**SEZIONE DEL DOCUMENTO:**
**********

I ricorrenti, avv.ti C. M. C., B. B., N. B., F. I. e A. M. sono comparsi personalmente;

è presente il loro difensore avv. Emanuele Principi;

Per il Consiglio dell'Ordine, regolarmente citato, è presente il difensore avv. Attilio Carlo Villa;

Udita la relazione del Consigliere avv. Aldo Morlino;

Inteso il P.M., il quale ha concluso chiedendo in via principale la dichiarazione di incompetenza territoriale del COA di Monza; in subordine la riduzione della sanzione inflitta all’avvertimento.

Inteso il difensore dei ricorrenti, il quale ha concluso sostenendo la competenza del COA territoriale e l’adeguatezza della sanzione, in relazione alla violazione delle norme deontologiche del caso di specie, comunque per questo, si rimette alla prudente valutazione del Collegio;

l’avv. Principi conclude chiedendo l'accoglimento del ricorso.

FATTO A seguito della ricezione di esposto il COA di Monza, in data 24 giugno 2009, deliberava l'apertura di procedimento disciplinare a carico dei cinque professionisti il cui nominativo compariva in un inserto pubblicitario pubblicato sulla rivista “City”.

**********

**MATERIALE RACCOLTO:**
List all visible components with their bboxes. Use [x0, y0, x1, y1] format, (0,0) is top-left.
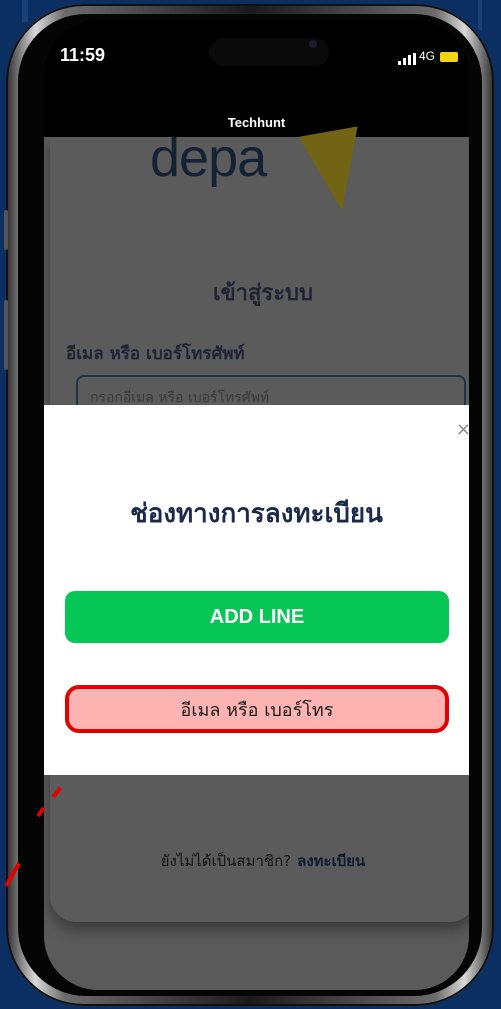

**********

**IL COMPITO:** Traduci in inglese questa frase della sezione del documento sul procedimento disciplinare: «A seguito della ricezione di esposto il COA di Monza, in data 24 giugno 2009, deliberava l'apertura di procedimento disciplinare a carico dei cinque professionisti il cui nominativo compariva in un inserto pubblicitario pubblicato sulla rivista “City”.»

**SOLUZIONE COMPLETA:** Following receipt of a complaint, on June 24, 2009, the COA of Monza resolved to open disciplinary proceedings against the five professionals whose names appeared in an advertising insert published in the magazine "City."